---- SUPPLIED ENTRIES
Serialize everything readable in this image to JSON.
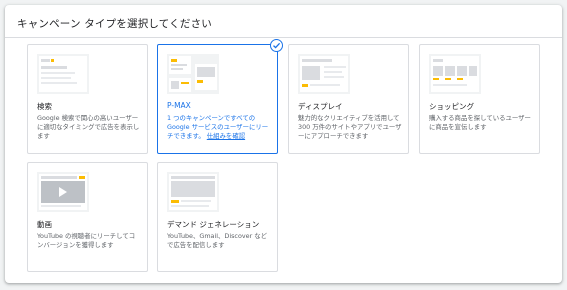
{
  "header": {
    "title": "キャンペーン タイプを選択してください"
  },
  "colors": {
    "accent": "#1a73e8",
    "placeholder_yellow": "#fbbc04",
    "placeholder_gray": "#dadce0"
  },
  "cards": [
    {
      "title": "検索",
      "desc": "Google 検索で関心の高いユーザーに適切なタイミングで広告を表示します",
      "icon": "search-ad-thumbnail-icon"
    },
    {
      "title": "P-MAX",
      "desc": "1 つのキャンペーンですべての Google サービスのユーザーにリーチできます。",
      "link": "仕組みを確認",
      "icon": "pmax-thumbnail-icon",
      "selected": true
    },
    {
      "title": "ディスプレイ",
      "desc": "魅力的なクリエイティブを活用して 300 万件のサイトやアプリでユーザーにアプローチできます",
      "icon": "display-thumbnail-icon"
    },
    {
      "title": "ショッピング",
      "desc": "購入する商品を探しているユーザーに商品を宣伝します",
      "icon": "shopping-thumbnail-icon"
    },
    {
      "title": "動画",
      "desc": "YouTube の視聴者にリーチしてコンバージョンを獲得します",
      "icon": "video-thumbnail-icon"
    },
    {
      "title": "デマンド ジェネレーション",
      "desc": "YouTube、Gmail、Discover などで広告を配信します",
      "icon": "demand-gen-thumbnail-icon"
    }
  ]
}
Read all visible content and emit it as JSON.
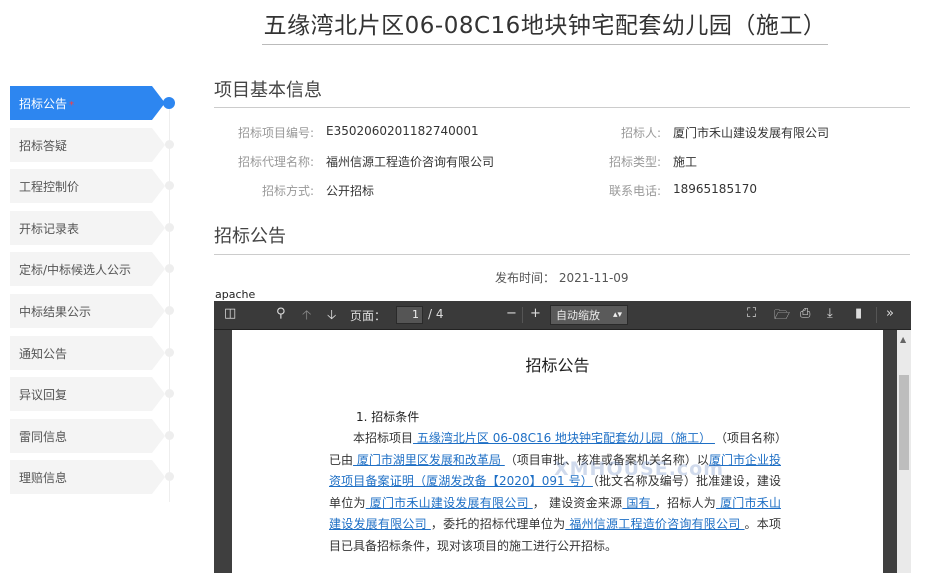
{
  "page_title": "五缘湾北片区06-08C16地块钟宅配套幼儿园（施工）",
  "sidebar": {
    "items": [
      {
        "label": "招标公告",
        "required_mark": "*",
        "active": true
      },
      {
        "label": "招标答疑",
        "required_mark": "",
        "active": false
      },
      {
        "label": "工程控制价",
        "required_mark": "",
        "active": false
      },
      {
        "label": "开标记录表",
        "required_mark": "",
        "active": false
      },
      {
        "label": "定标/中标候选人公示",
        "required_mark": "",
        "active": false
      },
      {
        "label": "中标结果公示",
        "required_mark": "",
        "active": false
      },
      {
        "label": "通知公告",
        "required_mark": "",
        "active": false
      },
      {
        "label": "异议回复",
        "required_mark": "",
        "active": false
      },
      {
        "label": "雷同信息",
        "required_mark": "",
        "active": false
      },
      {
        "label": "理赔信息",
        "required_mark": "",
        "active": false
      }
    ]
  },
  "project_info": {
    "heading": "项目基本信息",
    "fields": {
      "project_no_label": "招标项目编号:",
      "project_no": "E3502060201182740001",
      "tenderer_label": "招标人:",
      "tenderer": "厦门市禾山建设发展有限公司",
      "agent_label": "招标代理名称:",
      "agent": "福州信源工程造价咨询有限公司",
      "type_label": "招标类型:",
      "type": "施工",
      "method_label": "招标方式:",
      "method": "公开招标",
      "phone_label": "联系电话:",
      "phone": "18965185170"
    }
  },
  "announcement": {
    "heading": "招标公告",
    "publish_time": "发布时间： 2021-11-09",
    "apache_label": "apache"
  },
  "viewer": {
    "page_label": "页面：",
    "page_current": "1",
    "page_total": "/ 4",
    "zoom": "自动缩放",
    "doc_title": "招标公告",
    "section1": "1. 招标条件",
    "watermark": "XMHOUSE.com",
    "body": {
      "t1": "本招标项目",
      "l1": " 五缘湾北片区 06-08C16 地块钟宅配套幼儿园（施工） ",
      "t2": "（项目名称）已由",
      "l2": " 厦门市湖里区发展和改革局 ",
      "t3": "（项目审批、核准或备案机关名称）以",
      "l3": "厦门市企业投资项目备案证明（厦湖发改备【2020】091 号）",
      "t4": "（批文名称及编号）批准建设，建设单位为",
      "l4": " 厦门市禾山建设发展有限公司 ",
      "t5": "， 建设资金来源",
      "l5": " 国有 ",
      "t6": "，招标人为",
      "l6": " 厦门市禾山建设发展有限公司 ",
      "t7": "，委托的招标代理单位为",
      "l7": " 福州信源工程造价咨询有限公司 ",
      "t8": "。本项目已具备招标条件，现对该项目的施工进行公开招标。"
    }
  },
  "colors": {
    "accent": "#2d86f0",
    "link": "#1e6fc5",
    "toolbar": "#3a3a3a"
  }
}
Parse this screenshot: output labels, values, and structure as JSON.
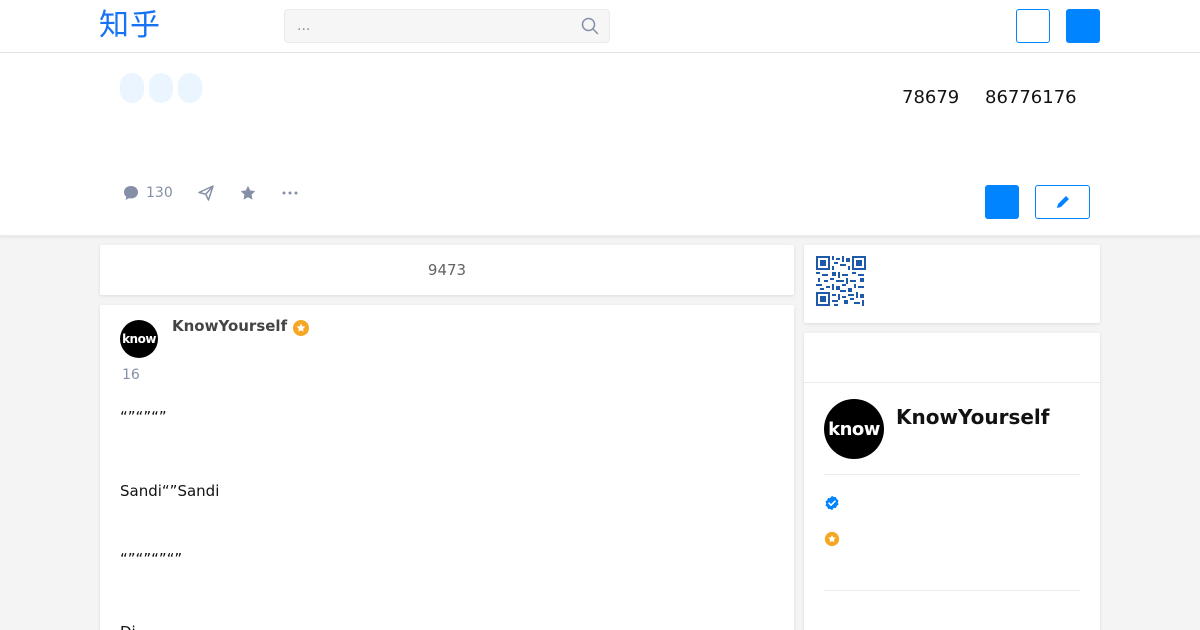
{
  "nav": {
    "logo": "知乎",
    "search_placeholder": "..."
  },
  "question": {
    "followers": "78679",
    "views": "86776176",
    "comment_count": "130"
  },
  "answers_count": "9473",
  "answer": {
    "author_name": "KnowYourself",
    "avatar_text": "know",
    "voteup_count": "16",
    "paragraphs": [
      "“”“”“”",
      "Sandi“”Sandi",
      "“”“”“”“”",
      "Di"
    ]
  },
  "sidebar": {
    "author_name": "KnowYourself",
    "avatar_text": "know"
  },
  "colors": {
    "brand": "#1772f6",
    "primary": "#0084ff",
    "muted": "#8590a6",
    "badge_orange": "#f5a623",
    "verified_blue": "#0084ff"
  },
  "icons": [
    "search-icon",
    "comment-icon",
    "share-icon",
    "star-icon",
    "more-icon",
    "pencil-icon",
    "qr-code-icon",
    "verified-icon",
    "badge-icon"
  ]
}
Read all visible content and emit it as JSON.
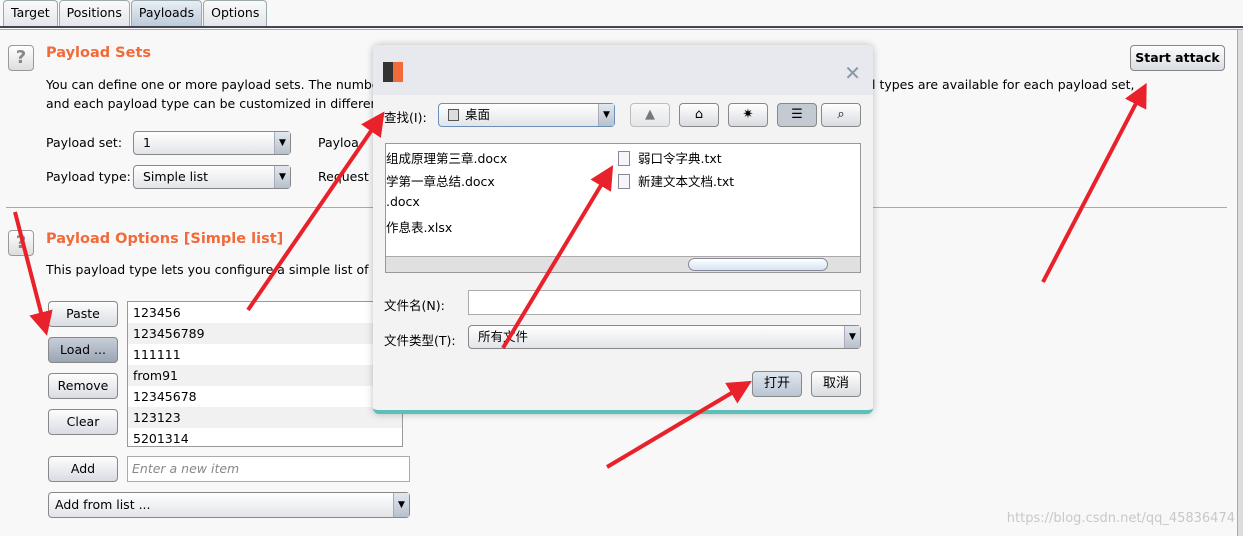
{
  "tabs": [
    {
      "label": "Target"
    },
    {
      "label": "Positions"
    },
    {
      "label": "Payloads",
      "active": true
    },
    {
      "label": "Options"
    }
  ],
  "payload_sets": {
    "title": "Payload Sets",
    "desc1": "You can define one or more payload sets. The number of",
    "desc1_tail": "l types are available for each payload set,",
    "desc2": "and each payload type can be customized in different wa",
    "set_label": "Payload set:",
    "set_value": "1",
    "type_label": "Payload type:",
    "type_value": "Simple list",
    "count_label": "Payloa",
    "request_label": "Request c",
    "start_attack": "Start attack"
  },
  "payload_options": {
    "title": "Payload Options [Simple list]",
    "desc": "This payload type lets you configure a simple list of string",
    "buttons": {
      "paste": "Paste",
      "load": "Load ...",
      "remove": "Remove",
      "clear": "Clear",
      "add": "Add"
    },
    "items": [
      "123456",
      "123456789",
      "111111",
      "from91",
      "12345678",
      "123123",
      "5201314"
    ],
    "new_item_placeholder": "Enter a new item",
    "add_from_list": "Add from list ..."
  },
  "dialog": {
    "lookin_label": "查找(I):",
    "lookin_value": "桌面",
    "files_left": [
      "组成原理第三章.docx",
      "学第一章总结.docx",
      ".docx",
      "作息表.xlsx"
    ],
    "files_right": [
      "弱口令字典.txt",
      "新建文本文档.txt"
    ],
    "filename_label": "文件名(N):",
    "filename_value": "",
    "filetype_label": "文件类型(T):",
    "filetype_value": "所有文件",
    "open": "打开",
    "cancel": "取消"
  },
  "watermark": "https://blog.csdn.net/qq_45836474",
  "colors": {
    "heading": "#f26a3a",
    "annotation_arrow": "#e8212b",
    "dialog_accent": "#5cc0b8"
  }
}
--------
WHAT IS NEEDED - Repeat all of the entries word for word, but omit the pictures.

SOLUTION BELOW -
Serialize everything readable in this image to JSON.
{
  "header": {
    "title": "キャンペーン タイプを選択してください"
  },
  "colors": {
    "accent": "#1a73e8",
    "placeholder_yellow": "#fbbc04",
    "placeholder_gray": "#dadce0"
  },
  "cards": [
    {
      "title": "検索",
      "desc": "Google 検索で関心の高いユーザーに適切なタイミングで広告を表示します",
      "icon": "search-ad-thumbnail-icon"
    },
    {
      "title": "P-MAX",
      "desc": "1 つのキャンペーンですべての Google サービスのユーザーにリーチできます。",
      "link": "仕組みを確認",
      "icon": "pmax-thumbnail-icon",
      "selected": true
    },
    {
      "title": "ディスプレイ",
      "desc": "魅力的なクリエイティブを活用して 300 万件のサイトやアプリでユーザーにアプローチできます",
      "icon": "display-thumbnail-icon"
    },
    {
      "title": "ショッピング",
      "desc": "購入する商品を探しているユーザーに商品を宣伝します",
      "icon": "shopping-thumbnail-icon"
    },
    {
      "title": "動画",
      "desc": "YouTube の視聴者にリーチしてコンバージョンを獲得します",
      "icon": "video-thumbnail-icon"
    },
    {
      "title": "デマンド ジェネレーション",
      "desc": "YouTube、Gmail、Discover などで広告を配信します",
      "icon": "demand-gen-thumbnail-icon"
    }
  ]
}
Read all visible content and emit it as JSON.
{
  "page_title": "五缘湾北片区06-08C16地块钟宅配套幼儿园（施工）",
  "sidebar": {
    "items": [
      {
        "label": "招标公告",
        "required_mark": "*",
        "active": true
      },
      {
        "label": "招标答疑",
        "required_mark": "",
        "active": false
      },
      {
        "label": "工程控制价",
        "required_mark": "",
        "active": false
      },
      {
        "label": "开标记录表",
        "required_mark": "",
        "active": false
      },
      {
        "label": "定标/中标候选人公示",
        "required_mark": "",
        "active": false
      },
      {
        "label": "中标结果公示",
        "required_mark": "",
        "active": false
      },
      {
        "label": "通知公告",
        "required_mark": "",
        "active": false
      },
      {
        "label": "异议回复",
        "required_mark": "",
        "active": false
      },
      {
        "label": "雷同信息",
        "required_mark": "",
        "active": false
      },
      {
        "label": "理赔信息",
        "required_mark": "",
        "active": false
      }
    ]
  },
  "project_info": {
    "heading": "项目基本信息",
    "fields": {
      "project_no_label": "招标项目编号:",
      "project_no": "E3502060201182740001",
      "tenderer_label": "招标人:",
      "tenderer": "厦门市禾山建设发展有限公司",
      "agent_label": "招标代理名称:",
      "agent": "福州信源工程造价咨询有限公司",
      "type_label": "招标类型:",
      "type": "施工",
      "method_label": "招标方式:",
      "method": "公开招标",
      "phone_label": "联系电话:",
      "phone": "18965185170"
    }
  },
  "announcement": {
    "heading": "招标公告",
    "publish_time": "发布时间： 2021-11-09",
    "apache_label": "apache"
  },
  "viewer": {
    "page_label": "页面：",
    "page_current": "1",
    "page_total": "/ 4",
    "zoom": "自动缩放",
    "doc_title": "招标公告",
    "section1": "1. 招标条件",
    "watermark": "XMHOUSE.com",
    "body": {
      "t1": "本招标项目",
      "l1": " 五缘湾北片区 06-08C16 地块钟宅配套幼儿园（施工） ",
      "t2": "（项目名称）已由",
      "l2": " 厦门市湖里区发展和改革局 ",
      "t3": "（项目审批、核准或备案机关名称）以",
      "l3": "厦门市企业投资项目备案证明（厦湖发改备【2020】091 号）",
      "t4": "（批文名称及编号）批准建设，建设单位为",
      "l4": " 厦门市禾山建设发展有限公司 ",
      "t5": "， 建设资金来源",
      "l5": " 国有 ",
      "t6": "，招标人为",
      "l6": " 厦门市禾山建设发展有限公司 ",
      "t7": "，委托的招标代理单位为",
      "l7": " 福州信源工程造价咨询有限公司 ",
      "t8": "。本项目已具备招标条件，现对该项目的施工进行公开招标。"
    }
  },
  "colors": {
    "accent": "#2d86f0",
    "link": "#1e6fc5",
    "toolbar": "#3a3a3a"
  }
}
Parse this screenshot: output labels, values, and structure as JSON.
{
  "nav": {
    "logo": "知乎",
    "search_placeholder": "..."
  },
  "question": {
    "followers": "78679",
    "views": "86776176",
    "comment_count": "130"
  },
  "answers_count": "9473",
  "answer": {
    "author_name": "KnowYourself",
    "avatar_text": "know",
    "voteup_count": "16",
    "paragraphs": [
      "“”“”“”",
      "Sandi“”Sandi",
      "“”“”“”“”",
      "Di"
    ]
  },
  "sidebar": {
    "author_name": "KnowYourself",
    "avatar_text": "know"
  },
  "colors": {
    "brand": "#1772f6",
    "primary": "#0084ff",
    "muted": "#8590a6",
    "badge_orange": "#f5a623",
    "verified_blue": "#0084ff"
  },
  "icons": [
    "search-icon",
    "comment-icon",
    "share-icon",
    "star-icon",
    "more-icon",
    "pencil-icon",
    "qr-code-icon",
    "verified-icon",
    "badge-icon"
  ]
}
Read all visible content and emit it as JSON.
{
  "tabs": [
    {
      "label": "Target"
    },
    {
      "label": "Positions"
    },
    {
      "label": "Payloads",
      "active": true
    },
    {
      "label": "Options"
    }
  ],
  "payload_sets": {
    "title": "Payload Sets",
    "desc1": "You can define one or more payload sets. The number of",
    "desc1_tail": "l types are available for each payload set,",
    "desc2": "and each payload type can be customized in different wa",
    "set_label": "Payload set:",
    "set_value": "1",
    "type_label": "Payload type:",
    "type_value": "Simple list",
    "count_label": "Payloa",
    "request_label": "Request c",
    "start_attack": "Start attack"
  },
  "payload_options": {
    "title": "Payload Options [Simple list]",
    "desc": "This payload type lets you configure a simple list of string",
    "buttons": {
      "paste": "Paste",
      "load": "Load ...",
      "remove": "Remove",
      "clear": "Clear",
      "add": "Add"
    },
    "items": [
      "123456",
      "123456789",
      "111111",
      "from91",
      "12345678",
      "123123",
      "5201314"
    ],
    "new_item_placeholder": "Enter a new item",
    "add_from_list": "Add from list ..."
  },
  "dialog": {
    "lookin_label": "查找(I):",
    "lookin_value": "桌面",
    "files_left": [
      "组成原理第三章.docx",
      "学第一章总结.docx",
      ".docx",
      "作息表.xlsx"
    ],
    "files_right": [
      "弱口令字典.txt",
      "新建文本文档.txt"
    ],
    "filename_label": "文件名(N):",
    "filename_value": "",
    "filetype_label": "文件类型(T):",
    "filetype_value": "所有文件",
    "open": "打开",
    "cancel": "取消"
  },
  "watermark": "https://blog.csdn.net/qq_45836474",
  "colors": {
    "heading": "#f26a3a",
    "annotation_arrow": "#e8212b",
    "dialog_accent": "#5cc0b8"
  }
}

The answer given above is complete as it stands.